Dataset records:
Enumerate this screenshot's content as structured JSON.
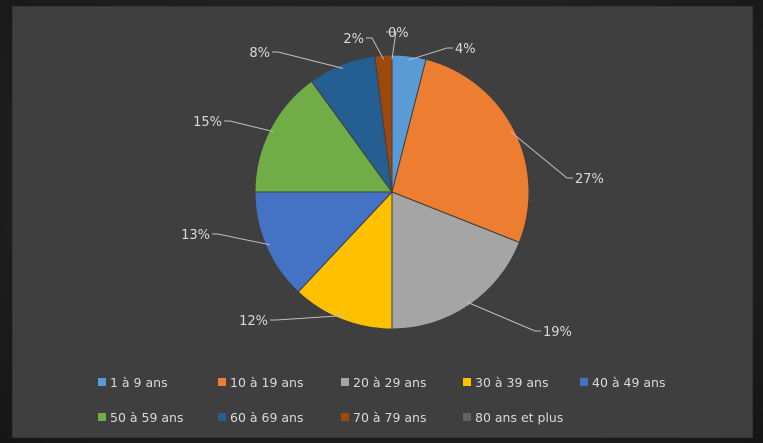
{
  "chart_data": {
    "type": "pie",
    "categories": [
      "1 à 9 ans",
      "10 à 19 ans",
      "20 à 29 ans",
      "30 à 39 ans",
      "40 à 49 ans",
      "50 à 59 ans",
      "60 à 69 ans",
      "70 à 79 ans",
      "80 ans et plus"
    ],
    "values": [
      4,
      27,
      19,
      12,
      13,
      15,
      8,
      2,
      0
    ],
    "value_labels": [
      "4%",
      "27%",
      "19%",
      "12%",
      "13%",
      "15%",
      "8%",
      "2%",
      "0%"
    ],
    "colors": [
      "#5b9bd5",
      "#ed7d31",
      "#a5a5a5",
      "#ffc000",
      "#4472c4",
      "#70ad47",
      "#255e91",
      "#9e480e",
      "#636363"
    ],
    "start_angle_deg": 0,
    "direction": "clockwise",
    "legend_position": "bottom"
  }
}
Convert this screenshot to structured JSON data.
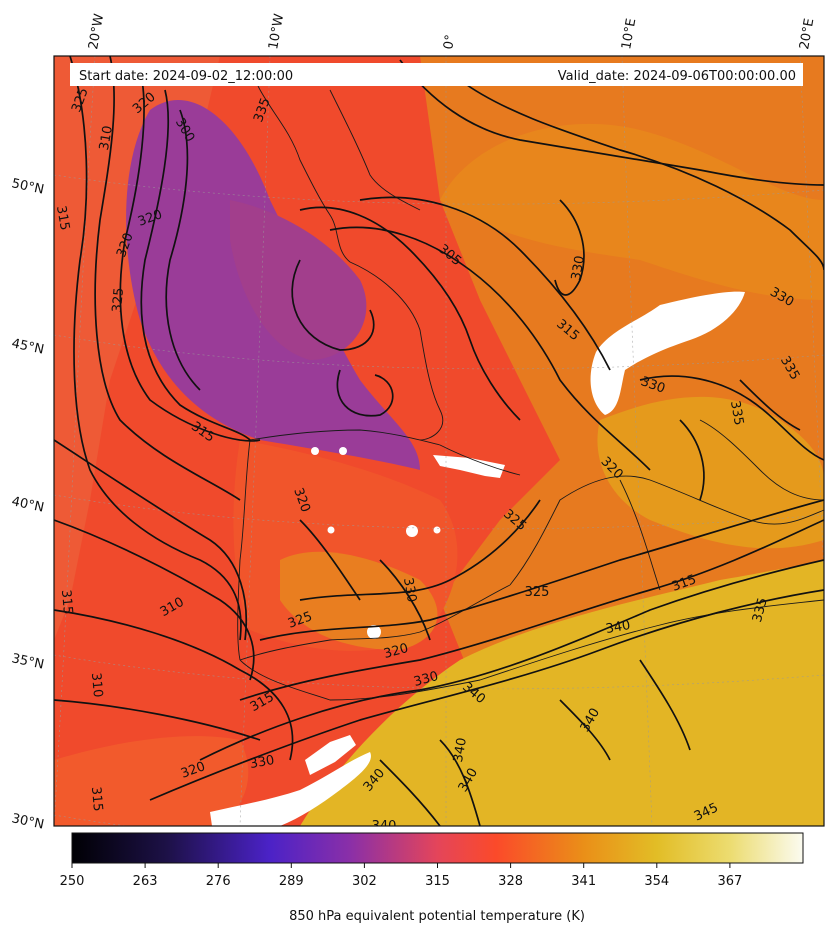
{
  "map": {
    "start_date_label": "Start date: 2024-09-02_12:00:00",
    "valid_date_label": "Valid_date: 2024-09-06T00:00:00.00",
    "lon_ticks": [
      "20°W",
      "10°W",
      "0°",
      "10°E",
      "20°E"
    ],
    "lat_ticks": [
      "50°N",
      "45°N",
      "40°N",
      "35°N",
      "30°N"
    ],
    "contour_labels": [
      "325",
      "320",
      "310",
      "300",
      "315",
      "320",
      "325",
      "320",
      "335",
      "330",
      "315",
      "305",
      "315",
      "320",
      "325",
      "330",
      "335",
      "330",
      "335",
      "320",
      "310",
      "315",
      "325",
      "330",
      "320",
      "330",
      "340",
      "340",
      "315",
      "320",
      "330",
      "340",
      "340",
      "340",
      "340",
      "325",
      "340",
      "345",
      "335",
      "310",
      "315",
      "315"
    ],
    "colors": {
      "cold": "#2b1b8f",
      "cool": "#9b3aa0",
      "mid": "#f04a2c",
      "warm": "#e8891a",
      "hot": "#e4c024",
      "contour": "#111111",
      "mask": "#ffffff"
    }
  },
  "colorbar": {
    "ticks": [
      "250",
      "263",
      "276",
      "289",
      "302",
      "315",
      "328",
      "341",
      "354",
      "367"
    ],
    "label": "850 hPa equivalent potential temperature (K)",
    "min": 250,
    "max": 380
  }
}
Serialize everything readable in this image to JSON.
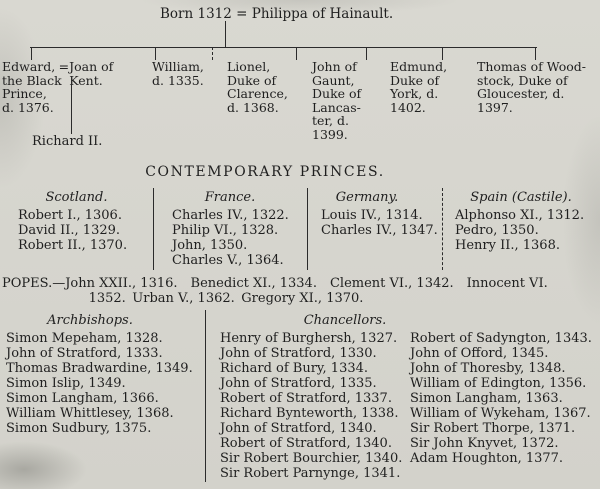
{
  "page": {
    "bg": "#d8d6cf",
    "ink": "#1f1f1f"
  },
  "tree": {
    "root": "Born 1312 = Philippa of Hainault.",
    "children": {
      "edward": "Edward,\nthe Black\nPrince,\nd. 1376.",
      "joan": "=Joan of\nKent.",
      "william": "William,\nd. 1335.",
      "lionel": "Lionel,\nDuke of\nClarence,\nd. 1368.",
      "john": "John of\nGaunt,\nDuke of\nLancas-\nter, d.\n1399.",
      "edmund": "Edmund,\nDuke of\nYork, d.\n1402.",
      "thomas": "Thomas of Wood-\nstock, Duke of\nGloucester, d.\n1397."
    },
    "grandchild": "Richard II."
  },
  "princes": {
    "heading": "CONTEMPORARY PRINCES.",
    "columns": [
      {
        "title": "Scotland.",
        "items": [
          "Robert I., 1306.",
          "David II., 1329.",
          "Robert II., 1370."
        ]
      },
      {
        "title": "France.",
        "items": [
          "Charles IV., 1322.",
          "Philip VI., 1328.",
          "John, 1350.",
          "Charles V., 1364."
        ]
      },
      {
        "title": "Germany.",
        "items": [
          "Louis IV., 1314.",
          "Charles IV., 1347."
        ]
      },
      {
        "title": "Spain (Castile).",
        "items": [
          "Alphonso XI., 1312.",
          "Pedro, 1350.",
          "Henry II., 1368."
        ]
      }
    ]
  },
  "popes": {
    "line1": "POPES.—John XXII., 1316. Benedict XI., 1334. Clement VI., 1342. Innocent VI.",
    "line2": "1352. Urban V., 1362. Gregory XI., 1370."
  },
  "officials": {
    "archbishops": {
      "title": "Archbishops.",
      "items": [
        "Simon Mepeham, 1328.",
        "John of Stratford, 1333.",
        "Thomas Bradwardine, 1349.",
        "Simon Islip, 1349.",
        "Simon Langham, 1366.",
        "William Whittlesey, 1368.",
        "Simon Sudbury, 1375."
      ]
    },
    "chancellors": {
      "title": "Chancellors.",
      "col1": [
        "Henry of Burghersh, 1327.",
        "John of Stratford, 1330.",
        "Richard of Bury, 1334.",
        "John of Stratford, 1335.",
        "Robert of Stratford, 1337.",
        "Richard Bynteworth, 1338.",
        "John of Stratford, 1340.",
        "Robert of Stratford, 1340.",
        "Sir Robert Bourchier, 1340.",
        "Sir Robert Parnynge, 1341."
      ],
      "col2": [
        "Robert of Sadyngton, 1343.",
        "John of Offord, 1345.",
        "John of Thoresby, 1348.",
        "William of Edington, 1356.",
        "Simon Langham, 1363.",
        "William of Wykeham, 1367.",
        "Sir Robert Thorpe, 1371.",
        "Sir John Knyvet, 1372.",
        "Adam Houghton, 1377."
      ]
    }
  }
}
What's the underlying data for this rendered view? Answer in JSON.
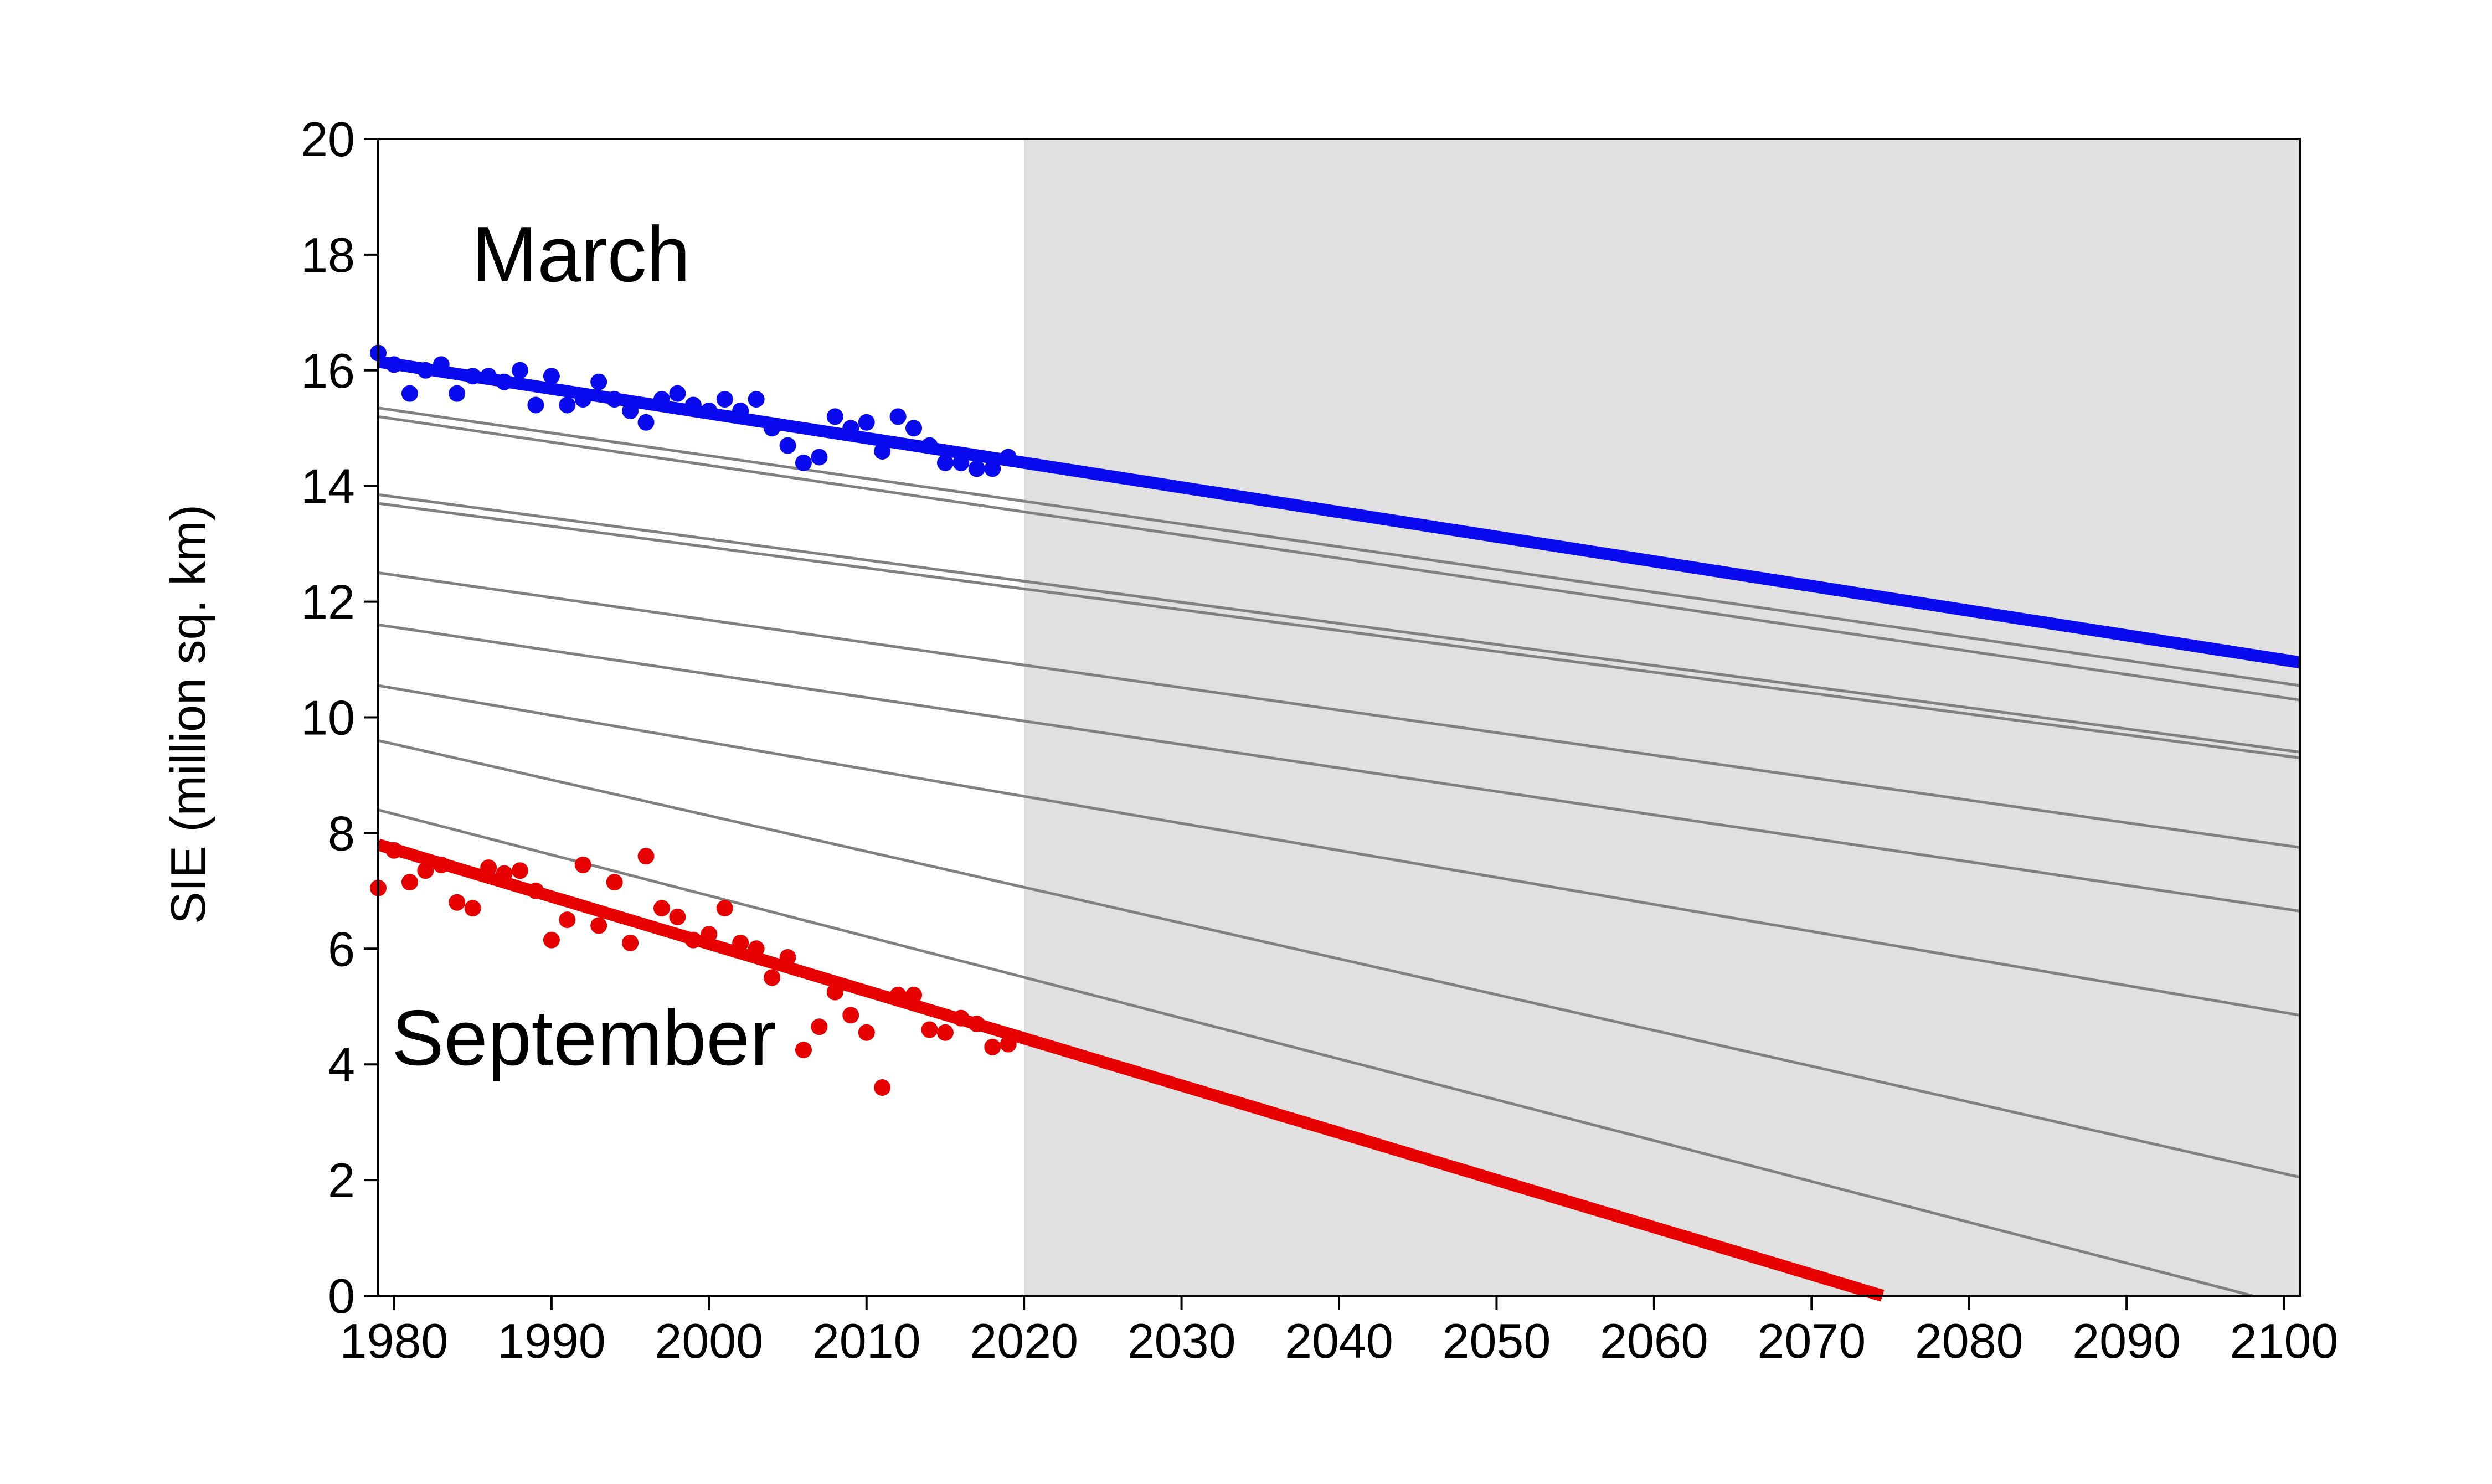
{
  "chart_data": {
    "type": "scatter",
    "title": "",
    "xlabel": "",
    "ylabel": "SIE (million sq. km)",
    "xlim": [
      1979,
      2101
    ],
    "ylim": [
      0,
      20
    ],
    "xticks": [
      1980,
      1990,
      2000,
      2010,
      2020,
      2030,
      2040,
      2050,
      2060,
      2070,
      2080,
      2090,
      2100
    ],
    "yticks": [
      0,
      2,
      4,
      6,
      8,
      10,
      12,
      14,
      16,
      18,
      20
    ],
    "grid": false,
    "legend": "none",
    "projection_region": {
      "x_start": 2020,
      "x_end": 2101,
      "color": "#e0e0e0"
    },
    "series_labels": {
      "march": "March",
      "september": "September"
    },
    "series": [
      {
        "name": "March",
        "color": "#0a0aee",
        "x": [
          1979,
          1980,
          1981,
          1982,
          1983,
          1984,
          1985,
          1986,
          1987,
          1988,
          1989,
          1990,
          1991,
          1992,
          1993,
          1994,
          1995,
          1996,
          1997,
          1998,
          1999,
          2000,
          2001,
          2002,
          2003,
          2004,
          2005,
          2006,
          2007,
          2008,
          2009,
          2010,
          2011,
          2012,
          2013,
          2014,
          2015,
          2016,
          2017,
          2018,
          2019
        ],
        "y": [
          16.3,
          16.1,
          15.6,
          16.0,
          16.1,
          15.6,
          15.9,
          15.9,
          15.8,
          16.0,
          15.4,
          15.9,
          15.4,
          15.5,
          15.8,
          15.5,
          15.3,
          15.1,
          15.5,
          15.6,
          15.4,
          15.3,
          15.5,
          15.3,
          15.5,
          15.0,
          14.7,
          14.4,
          14.5,
          15.2,
          15.0,
          15.1,
          14.6,
          15.2,
          15.0,
          14.7,
          14.4,
          14.4,
          14.3,
          14.3,
          14.5
        ],
        "trend": {
          "x": [
            1979,
            2101
          ],
          "y": [
            16.15,
            10.95
          ]
        }
      },
      {
        "name": "September",
        "color": "#e60000",
        "x": [
          1979,
          1980,
          1981,
          1982,
          1983,
          1984,
          1985,
          1986,
          1987,
          1988,
          1989,
          1990,
          1991,
          1992,
          1993,
          1994,
          1995,
          1996,
          1997,
          1998,
          1999,
          2000,
          2001,
          2002,
          2003,
          2004,
          2005,
          2006,
          2007,
          2008,
          2009,
          2010,
          2011,
          2012,
          2013,
          2014,
          2015,
          2016,
          2017,
          2018,
          2019
        ],
        "y": [
          7.05,
          7.7,
          7.15,
          7.35,
          7.45,
          6.8,
          6.7,
          7.4,
          7.3,
          7.35,
          7.0,
          6.15,
          6.5,
          7.45,
          6.4,
          7.15,
          6.1,
          7.6,
          6.7,
          6.55,
          6.15,
          6.25,
          6.7,
          6.1,
          6.0,
          5.5,
          5.85,
          4.25,
          4.65,
          5.25,
          4.85,
          4.55,
          3.6,
          5.2,
          5.2,
          4.6,
          4.55,
          4.8,
          4.7,
          4.3,
          4.35
        ],
        "trend": {
          "x": [
            1979,
            2074.5
          ],
          "y": [
            7.8,
            0.0
          ]
        }
      }
    ],
    "projection_lines": [
      {
        "x": [
          1979,
          2101
        ],
        "y": [
          15.35,
          10.55
        ]
      },
      {
        "x": [
          1979,
          2101
        ],
        "y": [
          15.2,
          10.3
        ]
      },
      {
        "x": [
          1979,
          2101
        ],
        "y": [
          13.85,
          9.4
        ]
      },
      {
        "x": [
          1979,
          2101
        ],
        "y": [
          13.7,
          9.3
        ]
      },
      {
        "x": [
          1979,
          2101
        ],
        "y": [
          12.5,
          7.75
        ]
      },
      {
        "x": [
          1979,
          2101
        ],
        "y": [
          11.6,
          6.65
        ]
      },
      {
        "x": [
          1979,
          2101
        ],
        "y": [
          10.55,
          4.85
        ]
      },
      {
        "x": [
          1979,
          2101
        ],
        "y": [
          9.6,
          2.05
        ]
      },
      {
        "x": [
          1979,
          2098
        ],
        "y": [
          8.4,
          0.0
        ]
      }
    ],
    "colors": {
      "march": "#0a0aee",
      "september": "#e60000",
      "projection": "#808080",
      "shade": "#e0e0e0",
      "axis": "#000000"
    }
  }
}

• **What is required**
State how many lines of the data include the word "title", with nothing else.

• **Task result**
7